GOAL. Copy all of the material below exactly.

ITEMS.
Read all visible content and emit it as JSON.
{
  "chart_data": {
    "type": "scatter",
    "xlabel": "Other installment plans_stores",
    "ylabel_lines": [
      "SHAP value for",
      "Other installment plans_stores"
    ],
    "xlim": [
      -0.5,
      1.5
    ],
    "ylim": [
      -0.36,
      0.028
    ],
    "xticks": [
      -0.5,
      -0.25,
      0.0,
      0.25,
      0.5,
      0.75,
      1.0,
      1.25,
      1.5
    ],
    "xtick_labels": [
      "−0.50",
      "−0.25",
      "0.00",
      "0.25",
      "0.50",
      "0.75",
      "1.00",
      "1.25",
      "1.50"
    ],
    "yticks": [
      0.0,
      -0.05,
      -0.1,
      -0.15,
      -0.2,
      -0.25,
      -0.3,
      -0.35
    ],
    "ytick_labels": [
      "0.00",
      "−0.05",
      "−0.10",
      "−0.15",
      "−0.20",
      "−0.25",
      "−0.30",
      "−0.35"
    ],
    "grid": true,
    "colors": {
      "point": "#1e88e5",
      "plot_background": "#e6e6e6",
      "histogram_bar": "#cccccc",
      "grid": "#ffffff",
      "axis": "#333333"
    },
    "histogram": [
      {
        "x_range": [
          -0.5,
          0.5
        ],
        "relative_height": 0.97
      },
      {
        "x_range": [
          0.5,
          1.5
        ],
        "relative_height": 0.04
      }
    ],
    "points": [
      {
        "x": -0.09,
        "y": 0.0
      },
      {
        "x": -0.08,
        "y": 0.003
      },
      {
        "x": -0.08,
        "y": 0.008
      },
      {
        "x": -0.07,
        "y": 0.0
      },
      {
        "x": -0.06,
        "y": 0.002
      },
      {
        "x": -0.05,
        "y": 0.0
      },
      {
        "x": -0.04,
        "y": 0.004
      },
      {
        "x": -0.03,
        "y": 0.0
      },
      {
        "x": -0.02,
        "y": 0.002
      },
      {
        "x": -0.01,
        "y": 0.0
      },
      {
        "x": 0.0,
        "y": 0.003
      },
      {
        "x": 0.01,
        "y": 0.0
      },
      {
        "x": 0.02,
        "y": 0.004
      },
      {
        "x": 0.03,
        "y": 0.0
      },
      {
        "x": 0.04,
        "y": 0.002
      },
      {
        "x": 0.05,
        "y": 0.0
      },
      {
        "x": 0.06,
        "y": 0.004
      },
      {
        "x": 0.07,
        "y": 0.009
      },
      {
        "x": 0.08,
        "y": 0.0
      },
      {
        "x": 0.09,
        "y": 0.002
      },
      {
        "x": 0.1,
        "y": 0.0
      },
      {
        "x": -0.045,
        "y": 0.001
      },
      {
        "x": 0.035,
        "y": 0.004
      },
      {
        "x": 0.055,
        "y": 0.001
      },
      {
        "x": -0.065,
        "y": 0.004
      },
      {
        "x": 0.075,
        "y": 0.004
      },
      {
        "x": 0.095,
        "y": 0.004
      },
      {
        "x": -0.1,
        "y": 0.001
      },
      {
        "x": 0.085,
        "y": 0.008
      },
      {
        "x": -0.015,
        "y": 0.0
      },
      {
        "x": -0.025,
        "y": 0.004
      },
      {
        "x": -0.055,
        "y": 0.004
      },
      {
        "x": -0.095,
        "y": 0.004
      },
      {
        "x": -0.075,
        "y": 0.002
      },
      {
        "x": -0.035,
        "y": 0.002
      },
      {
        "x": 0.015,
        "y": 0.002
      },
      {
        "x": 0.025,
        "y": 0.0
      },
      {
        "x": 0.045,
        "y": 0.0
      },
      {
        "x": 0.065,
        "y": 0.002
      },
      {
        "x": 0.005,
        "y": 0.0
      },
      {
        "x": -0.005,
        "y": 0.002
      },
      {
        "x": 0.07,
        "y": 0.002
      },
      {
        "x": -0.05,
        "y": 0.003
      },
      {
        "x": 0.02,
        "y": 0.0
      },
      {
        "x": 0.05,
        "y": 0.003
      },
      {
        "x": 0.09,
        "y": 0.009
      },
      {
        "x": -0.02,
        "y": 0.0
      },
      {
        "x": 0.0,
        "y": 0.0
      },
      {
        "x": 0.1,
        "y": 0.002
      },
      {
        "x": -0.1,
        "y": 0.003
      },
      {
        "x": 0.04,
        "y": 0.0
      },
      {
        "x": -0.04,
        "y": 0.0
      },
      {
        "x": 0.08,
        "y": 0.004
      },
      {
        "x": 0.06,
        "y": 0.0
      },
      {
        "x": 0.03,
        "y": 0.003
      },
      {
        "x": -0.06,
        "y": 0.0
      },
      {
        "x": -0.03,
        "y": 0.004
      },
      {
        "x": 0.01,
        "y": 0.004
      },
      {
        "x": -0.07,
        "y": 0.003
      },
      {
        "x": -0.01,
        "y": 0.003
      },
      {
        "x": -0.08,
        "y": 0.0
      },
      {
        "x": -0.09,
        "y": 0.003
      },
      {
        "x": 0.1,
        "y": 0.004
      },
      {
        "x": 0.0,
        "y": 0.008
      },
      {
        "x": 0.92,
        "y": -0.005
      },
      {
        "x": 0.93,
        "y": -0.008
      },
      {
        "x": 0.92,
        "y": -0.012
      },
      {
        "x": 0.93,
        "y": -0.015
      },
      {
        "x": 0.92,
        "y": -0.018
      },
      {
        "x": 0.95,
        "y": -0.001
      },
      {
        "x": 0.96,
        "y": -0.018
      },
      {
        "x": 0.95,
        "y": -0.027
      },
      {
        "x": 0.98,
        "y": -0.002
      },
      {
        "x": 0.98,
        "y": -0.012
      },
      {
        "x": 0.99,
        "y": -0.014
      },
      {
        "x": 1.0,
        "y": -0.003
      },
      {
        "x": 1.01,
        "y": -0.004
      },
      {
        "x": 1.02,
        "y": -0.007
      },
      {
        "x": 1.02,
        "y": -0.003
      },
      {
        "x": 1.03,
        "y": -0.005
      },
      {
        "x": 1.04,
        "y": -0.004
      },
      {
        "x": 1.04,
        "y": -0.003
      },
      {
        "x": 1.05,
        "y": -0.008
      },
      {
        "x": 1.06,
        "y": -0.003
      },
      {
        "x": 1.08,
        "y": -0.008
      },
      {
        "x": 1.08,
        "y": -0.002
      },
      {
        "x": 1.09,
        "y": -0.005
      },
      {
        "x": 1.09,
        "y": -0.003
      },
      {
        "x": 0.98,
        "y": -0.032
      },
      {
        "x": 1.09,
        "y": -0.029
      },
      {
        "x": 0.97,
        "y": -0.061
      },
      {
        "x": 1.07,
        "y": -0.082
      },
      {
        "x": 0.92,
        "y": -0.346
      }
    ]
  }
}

TASK ANSWER.
Read all visible content and emit it as JSON.
{
  "chart_data": {
    "type": "scatter",
    "xlabel": "Other installment plans_stores",
    "ylabel_lines": [
      "SHAP value for",
      "Other installment plans_stores"
    ],
    "xlim": [
      -0.5,
      1.5
    ],
    "ylim": [
      -0.36,
      0.028
    ],
    "xticks": [
      -0.5,
      -0.25,
      0.0,
      0.25,
      0.5,
      0.75,
      1.0,
      1.25,
      1.5
    ],
    "xtick_labels": [
      "−0.50",
      "−0.25",
      "0.00",
      "0.25",
      "0.50",
      "0.75",
      "1.00",
      "1.25",
      "1.50"
    ],
    "yticks": [
      0.0,
      -0.05,
      -0.1,
      -0.15,
      -0.2,
      -0.25,
      -0.3,
      -0.35
    ],
    "ytick_labels": [
      "0.00",
      "−0.05",
      "−0.10",
      "−0.15",
      "−0.20",
      "−0.25",
      "−0.30",
      "−0.35"
    ],
    "grid": true,
    "colors": {
      "point": "#1e88e5",
      "plot_background": "#e6e6e6",
      "histogram_bar": "#cccccc",
      "grid": "#ffffff",
      "axis": "#333333"
    },
    "histogram": [
      {
        "x_range": [
          -0.5,
          0.5
        ],
        "relative_height": 0.97
      },
      {
        "x_range": [
          0.5,
          1.5
        ],
        "relative_height": 0.04
      }
    ],
    "points": [
      {
        "x": -0.09,
        "y": 0.0
      },
      {
        "x": -0.08,
        "y": 0.003
      },
      {
        "x": -0.08,
        "y": 0.008
      },
      {
        "x": -0.07,
        "y": 0.0
      },
      {
        "x": -0.06,
        "y": 0.002
      },
      {
        "x": -0.05,
        "y": 0.0
      },
      {
        "x": -0.04,
        "y": 0.004
      },
      {
        "x": -0.03,
        "y": 0.0
      },
      {
        "x": -0.02,
        "y": 0.002
      },
      {
        "x": -0.01,
        "y": 0.0
      },
      {
        "x": 0.0,
        "y": 0.003
      },
      {
        "x": 0.01,
        "y": 0.0
      },
      {
        "x": 0.02,
        "y": 0.004
      },
      {
        "x": 0.03,
        "y": 0.0
      },
      {
        "x": 0.04,
        "y": 0.002
      },
      {
        "x": 0.05,
        "y": 0.0
      },
      {
        "x": 0.06,
        "y": 0.004
      },
      {
        "x": 0.07,
        "y": 0.009
      },
      {
        "x": 0.08,
        "y": 0.0
      },
      {
        "x": 0.09,
        "y": 0.002
      },
      {
        "x": 0.1,
        "y": 0.0
      },
      {
        "x": -0.045,
        "y": 0.001
      },
      {
        "x": 0.035,
        "y": 0.004
      },
      {
        "x": 0.055,
        "y": 0.001
      },
      {
        "x": -0.065,
        "y": 0.004
      },
      {
        "x": 0.075,
        "y": 0.004
      },
      {
        "x": 0.095,
        "y": 0.004
      },
      {
        "x": -0.1,
        "y": 0.001
      },
      {
        "x": 0.085,
        "y": 0.008
      },
      {
        "x": -0.015,
        "y": 0.0
      },
      {
        "x": -0.025,
        "y": 0.004
      },
      {
        "x": -0.055,
        "y": 0.004
      },
      {
        "x": -0.095,
        "y": 0.004
      },
      {
        "x": -0.075,
        "y": 0.002
      },
      {
        "x": -0.035,
        "y": 0.002
      },
      {
        "x": 0.015,
        "y": 0.002
      },
      {
        "x": 0.025,
        "y": 0.0
      },
      {
        "x": 0.045,
        "y": 0.0
      },
      {
        "x": 0.065,
        "y": 0.002
      },
      {
        "x": 0.005,
        "y": 0.0
      },
      {
        "x": -0.005,
        "y": 0.002
      },
      {
        "x": 0.07,
        "y": 0.002
      },
      {
        "x": -0.05,
        "y": 0.003
      },
      {
        "x": 0.02,
        "y": 0.0
      },
      {
        "x": 0.05,
        "y": 0.003
      },
      {
        "x": 0.09,
        "y": 0.009
      },
      {
        "x": -0.02,
        "y": 0.0
      },
      {
        "x": 0.0,
        "y": 0.0
      },
      {
        "x": 0.1,
        "y": 0.002
      },
      {
        "x": -0.1,
        "y": 0.003
      },
      {
        "x": 0.04,
        "y": 0.0
      },
      {
        "x": -0.04,
        "y": 0.0
      },
      {
        "x": 0.08,
        "y": 0.004
      },
      {
        "x": 0.06,
        "y": 0.0
      },
      {
        "x": 0.03,
        "y": 0.003
      },
      {
        "x": -0.06,
        "y": 0.0
      },
      {
        "x": -0.03,
        "y": 0.004
      },
      {
        "x": 0.01,
        "y": 0.004
      },
      {
        "x": -0.07,
        "y": 0.003
      },
      {
        "x": -0.01,
        "y": 0.003
      },
      {
        "x": -0.08,
        "y": 0.0
      },
      {
        "x": -0.09,
        "y": 0.003
      },
      {
        "x": 0.1,
        "y": 0.004
      },
      {
        "x": 0.0,
        "y": 0.008
      },
      {
        "x": 0.92,
        "y": -0.005
      },
      {
        "x": 0.93,
        "y": -0.008
      },
      {
        "x": 0.92,
        "y": -0.012
      },
      {
        "x": 0.93,
        "y": -0.015
      },
      {
        "x": 0.92,
        "y": -0.018
      },
      {
        "x": 0.95,
        "y": -0.001
      },
      {
        "x": 0.96,
        "y": -0.018
      },
      {
        "x": 0.95,
        "y": -0.027
      },
      {
        "x": 0.98,
        "y": -0.002
      },
      {
        "x": 0.98,
        "y": -0.012
      },
      {
        "x": 0.99,
        "y": -0.014
      },
      {
        "x": 1.0,
        "y": -0.003
      },
      {
        "x": 1.01,
        "y": -0.004
      },
      {
        "x": 1.02,
        "y": -0.007
      },
      {
        "x": 1.02,
        "y": -0.003
      },
      {
        "x": 1.03,
        "y": -0.005
      },
      {
        "x": 1.04,
        "y": -0.004
      },
      {
        "x": 1.04,
        "y": -0.003
      },
      {
        "x": 1.05,
        "y": -0.008
      },
      {
        "x": 1.06,
        "y": -0.003
      },
      {
        "x": 1.08,
        "y": -0.008
      },
      {
        "x": 1.08,
        "y": -0.002
      },
      {
        "x": 1.09,
        "y": -0.005
      },
      {
        "x": 1.09,
        "y": -0.003
      },
      {
        "x": 0.98,
        "y": -0.032
      },
      {
        "x": 1.09,
        "y": -0.029
      },
      {
        "x": 0.97,
        "y": -0.061
      },
      {
        "x": 1.07,
        "y": -0.082
      },
      {
        "x": 0.92,
        "y": -0.346
      }
    ]
  }
}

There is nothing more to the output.